Count how many lines hold the string "base", and give only that number.

>>

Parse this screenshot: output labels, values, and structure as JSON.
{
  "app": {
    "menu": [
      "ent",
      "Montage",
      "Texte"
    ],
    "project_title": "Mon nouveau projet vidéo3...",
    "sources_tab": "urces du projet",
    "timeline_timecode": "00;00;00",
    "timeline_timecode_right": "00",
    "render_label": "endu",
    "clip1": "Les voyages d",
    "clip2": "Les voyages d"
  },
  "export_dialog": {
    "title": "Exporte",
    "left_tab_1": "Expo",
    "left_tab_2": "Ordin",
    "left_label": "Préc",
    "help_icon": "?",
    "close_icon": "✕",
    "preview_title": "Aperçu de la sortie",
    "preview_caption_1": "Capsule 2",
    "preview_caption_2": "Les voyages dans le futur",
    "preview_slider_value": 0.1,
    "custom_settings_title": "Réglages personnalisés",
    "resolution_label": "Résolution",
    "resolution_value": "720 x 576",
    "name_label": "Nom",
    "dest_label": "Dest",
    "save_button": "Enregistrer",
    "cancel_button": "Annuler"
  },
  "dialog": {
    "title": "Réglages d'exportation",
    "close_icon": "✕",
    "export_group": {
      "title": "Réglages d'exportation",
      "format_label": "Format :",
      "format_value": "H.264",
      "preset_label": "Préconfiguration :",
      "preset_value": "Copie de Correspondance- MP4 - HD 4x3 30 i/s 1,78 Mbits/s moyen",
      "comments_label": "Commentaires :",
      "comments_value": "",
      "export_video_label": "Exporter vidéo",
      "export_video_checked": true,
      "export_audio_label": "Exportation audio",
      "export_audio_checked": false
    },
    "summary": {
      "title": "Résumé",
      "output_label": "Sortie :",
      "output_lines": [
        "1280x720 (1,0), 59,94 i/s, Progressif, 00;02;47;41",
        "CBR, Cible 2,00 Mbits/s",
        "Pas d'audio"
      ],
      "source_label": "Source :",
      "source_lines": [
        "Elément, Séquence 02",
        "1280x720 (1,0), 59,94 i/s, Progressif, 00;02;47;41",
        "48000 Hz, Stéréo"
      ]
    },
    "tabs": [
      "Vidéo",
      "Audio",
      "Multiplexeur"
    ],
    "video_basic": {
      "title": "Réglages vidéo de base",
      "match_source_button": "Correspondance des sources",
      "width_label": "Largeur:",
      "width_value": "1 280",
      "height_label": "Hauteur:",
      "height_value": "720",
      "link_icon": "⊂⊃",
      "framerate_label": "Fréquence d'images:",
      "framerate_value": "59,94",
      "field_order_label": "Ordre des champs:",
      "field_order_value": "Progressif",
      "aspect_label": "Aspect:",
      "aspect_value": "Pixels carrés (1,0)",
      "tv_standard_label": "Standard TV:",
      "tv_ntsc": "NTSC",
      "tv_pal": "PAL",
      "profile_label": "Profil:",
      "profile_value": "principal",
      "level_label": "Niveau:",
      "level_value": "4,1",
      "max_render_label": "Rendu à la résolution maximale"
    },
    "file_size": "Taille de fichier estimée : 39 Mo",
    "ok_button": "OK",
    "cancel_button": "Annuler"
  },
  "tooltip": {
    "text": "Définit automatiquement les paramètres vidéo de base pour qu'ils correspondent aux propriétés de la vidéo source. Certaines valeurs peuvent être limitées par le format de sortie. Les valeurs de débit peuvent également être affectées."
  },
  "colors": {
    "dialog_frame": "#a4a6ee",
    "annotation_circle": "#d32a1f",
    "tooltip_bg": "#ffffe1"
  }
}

<<

• _Result_
2